| REQUIREMENTS |
Copy out all of the material exactly as presented.

Recorded data
———
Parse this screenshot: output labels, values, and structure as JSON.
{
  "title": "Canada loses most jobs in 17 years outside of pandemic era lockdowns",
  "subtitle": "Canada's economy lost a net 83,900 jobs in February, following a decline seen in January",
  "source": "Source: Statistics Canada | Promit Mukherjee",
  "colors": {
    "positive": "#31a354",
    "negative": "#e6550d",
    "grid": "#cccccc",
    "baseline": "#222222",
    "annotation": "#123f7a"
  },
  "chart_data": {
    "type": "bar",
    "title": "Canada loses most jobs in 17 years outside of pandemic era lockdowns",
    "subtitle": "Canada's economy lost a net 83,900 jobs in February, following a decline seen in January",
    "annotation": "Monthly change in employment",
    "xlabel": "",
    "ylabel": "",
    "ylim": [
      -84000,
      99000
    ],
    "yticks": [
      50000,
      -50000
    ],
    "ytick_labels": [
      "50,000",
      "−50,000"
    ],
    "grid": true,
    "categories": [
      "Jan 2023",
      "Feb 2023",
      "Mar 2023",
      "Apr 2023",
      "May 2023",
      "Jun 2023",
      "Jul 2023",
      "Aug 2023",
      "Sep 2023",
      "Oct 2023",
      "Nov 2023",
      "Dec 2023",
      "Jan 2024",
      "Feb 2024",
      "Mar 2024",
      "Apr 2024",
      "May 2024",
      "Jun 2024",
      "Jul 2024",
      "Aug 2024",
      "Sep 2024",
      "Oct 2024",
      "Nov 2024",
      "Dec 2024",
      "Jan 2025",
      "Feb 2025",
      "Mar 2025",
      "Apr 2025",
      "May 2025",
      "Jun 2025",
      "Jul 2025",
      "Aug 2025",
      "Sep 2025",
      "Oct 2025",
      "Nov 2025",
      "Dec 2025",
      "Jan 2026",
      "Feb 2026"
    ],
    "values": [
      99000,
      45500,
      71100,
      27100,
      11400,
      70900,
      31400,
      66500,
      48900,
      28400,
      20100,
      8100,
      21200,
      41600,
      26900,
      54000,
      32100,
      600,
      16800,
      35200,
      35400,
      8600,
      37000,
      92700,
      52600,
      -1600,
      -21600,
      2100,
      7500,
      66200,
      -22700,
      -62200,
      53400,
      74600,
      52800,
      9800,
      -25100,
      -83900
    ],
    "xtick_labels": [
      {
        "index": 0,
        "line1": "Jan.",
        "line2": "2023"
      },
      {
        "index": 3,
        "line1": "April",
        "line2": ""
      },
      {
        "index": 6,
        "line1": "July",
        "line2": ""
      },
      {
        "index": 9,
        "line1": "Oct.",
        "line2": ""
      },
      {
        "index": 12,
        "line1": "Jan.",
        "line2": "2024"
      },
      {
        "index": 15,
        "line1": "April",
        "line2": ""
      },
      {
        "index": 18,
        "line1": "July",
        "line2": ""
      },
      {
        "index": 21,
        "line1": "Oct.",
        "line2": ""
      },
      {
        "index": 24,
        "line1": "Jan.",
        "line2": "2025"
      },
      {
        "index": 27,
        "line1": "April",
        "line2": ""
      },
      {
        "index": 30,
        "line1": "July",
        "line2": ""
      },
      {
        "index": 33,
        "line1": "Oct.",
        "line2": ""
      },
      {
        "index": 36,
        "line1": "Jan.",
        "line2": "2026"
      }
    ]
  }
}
———
| RESPONSE TO THIS TASK |
Parse this screenshot: output labels, values, and structure as JSON.
{
  "title": "Canada loses most jobs in 17 years outside of pandemic era lockdowns",
  "subtitle": "Canada's economy lost a net 83,900 jobs in February, following a decline seen in January",
  "source": "Source: Statistics Canada | Promit Mukherjee",
  "colors": {
    "positive": "#31a354",
    "negative": "#e6550d",
    "grid": "#cccccc",
    "baseline": "#222222",
    "annotation": "#123f7a"
  },
  "chart_data": {
    "type": "bar",
    "title": "Canada loses most jobs in 17 years outside of pandemic era lockdowns",
    "subtitle": "Canada's economy lost a net 83,900 jobs in February, following a decline seen in January",
    "annotation": "Monthly change in employment",
    "xlabel": "",
    "ylabel": "",
    "ylim": [
      -84000,
      99000
    ],
    "yticks": [
      50000,
      -50000
    ],
    "ytick_labels": [
      "50,000",
      "−50,000"
    ],
    "grid": true,
    "categories": [
      "Jan 2023",
      "Feb 2023",
      "Mar 2023",
      "Apr 2023",
      "May 2023",
      "Jun 2023",
      "Jul 2023",
      "Aug 2023",
      "Sep 2023",
      "Oct 2023",
      "Nov 2023",
      "Dec 2023",
      "Jan 2024",
      "Feb 2024",
      "Mar 2024",
      "Apr 2024",
      "May 2024",
      "Jun 2024",
      "Jul 2024",
      "Aug 2024",
      "Sep 2024",
      "Oct 2024",
      "Nov 2024",
      "Dec 2024",
      "Jan 2025",
      "Feb 2025",
      "Mar 2025",
      "Apr 2025",
      "May 2025",
      "Jun 2025",
      "Jul 2025",
      "Aug 2025",
      "Sep 2025",
      "Oct 2025",
      "Nov 2025",
      "Dec 2025",
      "Jan 2026",
      "Feb 2026"
    ],
    "values": [
      99000,
      45500,
      71100,
      27100,
      11400,
      70900,
      31400,
      66500,
      48900,
      28400,
      20100,
      8100,
      21200,
      41600,
      26900,
      54000,
      32100,
      600,
      16800,
      35200,
      35400,
      8600,
      37000,
      92700,
      52600,
      -1600,
      -21600,
      2100,
      7500,
      66200,
      -22700,
      -62200,
      53400,
      74600,
      52800,
      9800,
      -25100,
      -83900
    ],
    "xtick_labels": [
      {
        "index": 0,
        "line1": "Jan.",
        "line2": "2023"
      },
      {
        "index": 3,
        "line1": "April",
        "line2": ""
      },
      {
        "index": 6,
        "line1": "July",
        "line2": ""
      },
      {
        "index": 9,
        "line1": "Oct.",
        "line2": ""
      },
      {
        "index": 12,
        "line1": "Jan.",
        "line2": "2024"
      },
      {
        "index": 15,
        "line1": "April",
        "line2": ""
      },
      {
        "index": 18,
        "line1": "July",
        "line2": ""
      },
      {
        "index": 21,
        "line1": "Oct.",
        "line2": ""
      },
      {
        "index": 24,
        "line1": "Jan.",
        "line2": "2025"
      },
      {
        "index": 27,
        "line1": "April",
        "line2": ""
      },
      {
        "index": 30,
        "line1": "July",
        "line2": ""
      },
      {
        "index": 33,
        "line1": "Oct.",
        "line2": ""
      },
      {
        "index": 36,
        "line1": "Jan.",
        "line2": "2026"
      }
    ]
  }
}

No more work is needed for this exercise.